Entries provided:

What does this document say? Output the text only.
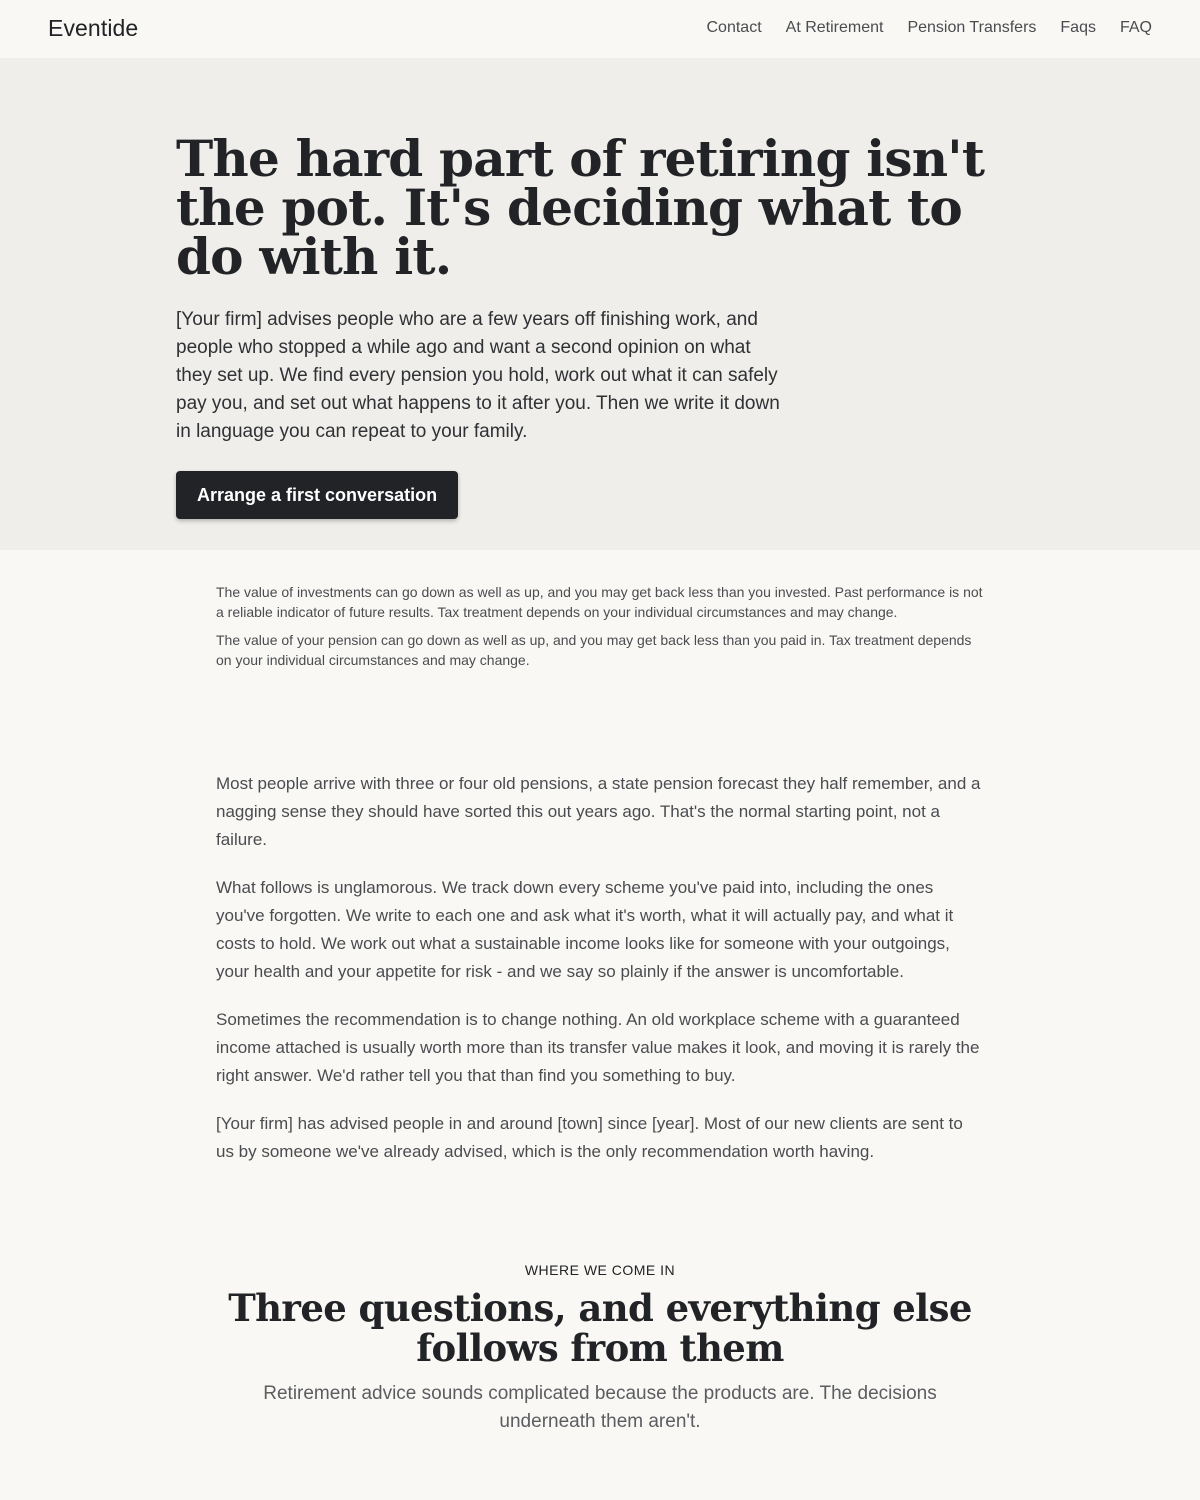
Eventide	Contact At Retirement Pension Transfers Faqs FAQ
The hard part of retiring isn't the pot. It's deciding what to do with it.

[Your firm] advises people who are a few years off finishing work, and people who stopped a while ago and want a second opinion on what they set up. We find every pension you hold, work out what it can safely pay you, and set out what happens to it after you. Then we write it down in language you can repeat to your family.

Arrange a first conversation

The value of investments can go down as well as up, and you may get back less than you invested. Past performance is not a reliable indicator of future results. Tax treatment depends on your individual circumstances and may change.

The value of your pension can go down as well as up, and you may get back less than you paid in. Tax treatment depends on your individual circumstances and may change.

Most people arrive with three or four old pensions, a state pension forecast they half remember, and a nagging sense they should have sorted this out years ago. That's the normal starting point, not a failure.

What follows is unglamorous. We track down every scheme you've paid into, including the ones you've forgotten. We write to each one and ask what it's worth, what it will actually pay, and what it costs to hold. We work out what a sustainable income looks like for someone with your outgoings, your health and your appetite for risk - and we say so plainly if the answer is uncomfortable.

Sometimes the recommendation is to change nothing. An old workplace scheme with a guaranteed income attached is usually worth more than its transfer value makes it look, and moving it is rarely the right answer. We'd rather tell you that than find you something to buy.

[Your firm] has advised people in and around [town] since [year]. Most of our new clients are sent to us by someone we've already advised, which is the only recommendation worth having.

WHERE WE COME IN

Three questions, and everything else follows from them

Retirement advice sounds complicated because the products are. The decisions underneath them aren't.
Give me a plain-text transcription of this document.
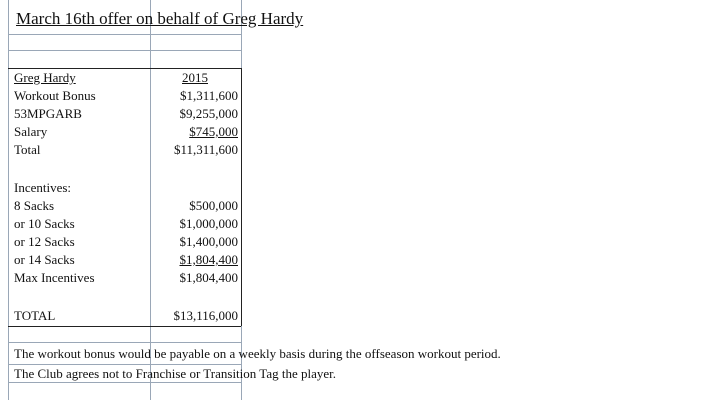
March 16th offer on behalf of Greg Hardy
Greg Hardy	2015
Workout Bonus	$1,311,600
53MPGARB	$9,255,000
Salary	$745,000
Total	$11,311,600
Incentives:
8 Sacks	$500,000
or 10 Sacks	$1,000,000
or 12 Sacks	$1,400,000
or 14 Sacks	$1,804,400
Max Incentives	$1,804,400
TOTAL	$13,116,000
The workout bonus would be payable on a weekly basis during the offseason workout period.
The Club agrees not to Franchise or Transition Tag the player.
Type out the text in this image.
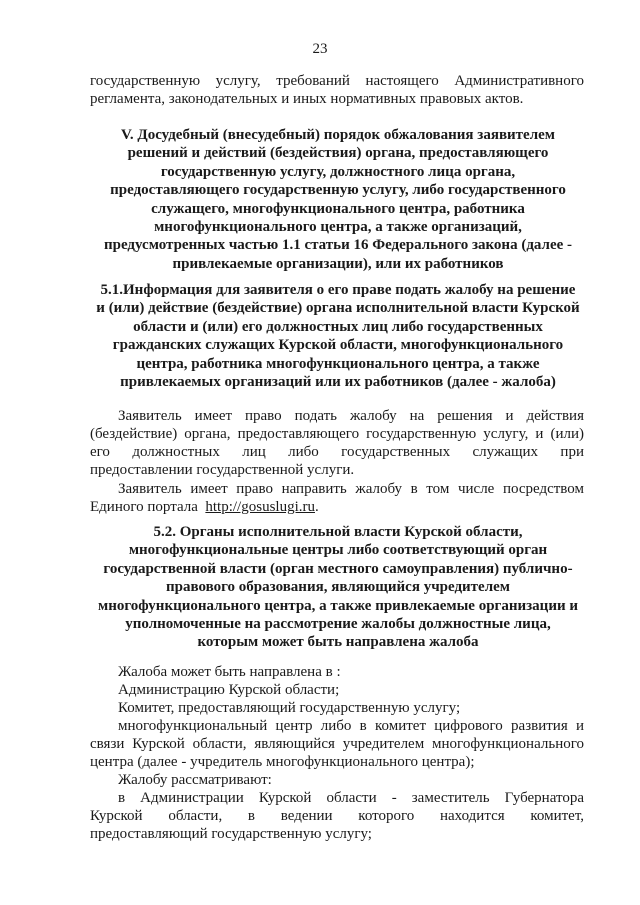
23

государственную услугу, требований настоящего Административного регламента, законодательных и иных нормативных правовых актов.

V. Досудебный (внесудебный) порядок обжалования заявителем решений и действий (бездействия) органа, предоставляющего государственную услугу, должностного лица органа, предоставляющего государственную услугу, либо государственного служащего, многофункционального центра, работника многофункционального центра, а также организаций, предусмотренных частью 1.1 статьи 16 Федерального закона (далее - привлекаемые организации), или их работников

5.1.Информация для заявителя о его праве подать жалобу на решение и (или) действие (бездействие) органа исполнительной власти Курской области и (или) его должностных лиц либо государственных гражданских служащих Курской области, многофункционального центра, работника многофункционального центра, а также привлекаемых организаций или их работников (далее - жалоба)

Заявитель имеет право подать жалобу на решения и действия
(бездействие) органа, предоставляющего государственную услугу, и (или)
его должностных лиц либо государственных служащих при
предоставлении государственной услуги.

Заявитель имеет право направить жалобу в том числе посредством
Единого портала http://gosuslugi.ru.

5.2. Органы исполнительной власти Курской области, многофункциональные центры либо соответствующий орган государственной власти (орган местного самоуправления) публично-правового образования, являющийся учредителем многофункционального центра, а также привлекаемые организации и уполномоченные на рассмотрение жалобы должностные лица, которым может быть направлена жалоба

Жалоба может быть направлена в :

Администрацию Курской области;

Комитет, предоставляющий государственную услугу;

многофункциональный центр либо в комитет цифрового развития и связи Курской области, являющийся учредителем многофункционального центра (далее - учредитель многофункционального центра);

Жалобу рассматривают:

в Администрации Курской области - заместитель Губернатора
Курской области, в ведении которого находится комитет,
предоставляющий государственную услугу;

Task details: Repeat the data exactly, excluding the pictures.

Expected output:
What does this document say? Output the text only.
Eventide	Contact At Retirement Pension Transfers Faqs FAQ
The hard part of retiring isn't the pot. It's deciding what to do with it.

[Your firm] advises people who are a few years off finishing work, and people who stopped a while ago and want a second opinion on what they set up. We find every pension you hold, work out what it can safely pay you, and set out what happens to it after you. Then we write it down in language you can repeat to your family.

Arrange a first conversation

The value of investments can go down as well as up, and you may get back less than you invested. Past performance is not a reliable indicator of future results. Tax treatment depends on your individual circumstances and may change.

The value of your pension can go down as well as up, and you may get back less than you paid in. Tax treatment depends on your individual circumstances and may change.

Most people arrive with three or four old pensions, a state pension forecast they half remember, and a nagging sense they should have sorted this out years ago. That's the normal starting point, not a failure.

What follows is unglamorous. We track down every scheme you've paid into, including the ones you've forgotten. We write to each one and ask what it's worth, what it will actually pay, and what it costs to hold. We work out what a sustainable income looks like for someone with your outgoings, your health and your appetite for risk - and we say so plainly if the answer is uncomfortable.

Sometimes the recommendation is to change nothing. An old workplace scheme with a guaranteed income attached is usually worth more than its transfer value makes it look, and moving it is rarely the right answer. We'd rather tell you that than find you something to buy.

[Your firm] has advised people in and around [town] since [year]. Most of our new clients are sent to us by someone we've already advised, which is the only recommendation worth having.

WHERE WE COME IN

Three questions, and everything else follows from them

Retirement advice sounds complicated because the products are. The decisions underneath them aren't.
Give me a plain-text transcription of this document.
March 16th offer on behalf of Greg Hardy
Greg Hardy	2015
Workout Bonus	$1,311,600
53MPGARB	$9,255,000
Salary	$745,000
Total	$11,311,600
Incentives:
8 Sacks	$500,000
or 10 Sacks	$1,000,000
or 12 Sacks	$1,400,000
or 14 Sacks	$1,804,400
Max Incentives	$1,804,400
TOTAL	$13,116,000
The workout bonus would be payable on a weekly basis during the offseason workout period.
The Club agrees not to Franchise or Transition Tag the player.
Type out the text in this image.
23

государственную услугу, требований настоящего Административного регламента, законодательных и иных нормативных правовых актов.

V. Досудебный (внесудебный) порядок обжалования заявителем решений и действий (бездействия) органа, предоставляющего государственную услугу, должностного лица органа, предоставляющего государственную услугу, либо государственного служащего, многофункционального центра, работника многофункционального центра, а также организаций, предусмотренных частью 1.1 статьи 16 Федерального закона (далее - привлекаемые организации), или их работников

5.1.Информация для заявителя о его праве подать жалобу на решение и (или) действие (бездействие) органа исполнительной власти Курской области и (или) его должностных лиц либо государственных гражданских служащих Курской области, многофункционального центра, работника многофункционального центра, а также привлекаемых организаций или их работников (далее - жалоба)

Заявитель имеет право подать жалобу на решения и действия
(бездействие) органа, предоставляющего государственную услугу, и (или)
его должностных лиц либо государственных служащих при
предоставлении государственной услуги.

Заявитель имеет право направить жалобу в том числе посредством
Единого портала http://gosuslugi.ru.

5.2. Органы исполнительной власти Курской области, многофункциональные центры либо соответствующий орган государственной власти (орган местного самоуправления) публично-правового образования, являющийся учредителем многофункционального центра, а также привлекаемые организации и уполномоченные на рассмотрение жалобы должностные лица, которым может быть направлена жалоба

Жалоба может быть направлена в :

Администрацию Курской области;

Комитет, предоставляющий государственную услугу;

многофункциональный центр либо в комитет цифрового развития и связи Курской области, являющийся учредителем многофункционального центра (далее - учредитель многофункционального центра);

Жалобу рассматривают:

в Администрации Курской области - заместитель Губернатора
Курской области, в ведении которого находится комитет,
предоставляющий государственную услугу;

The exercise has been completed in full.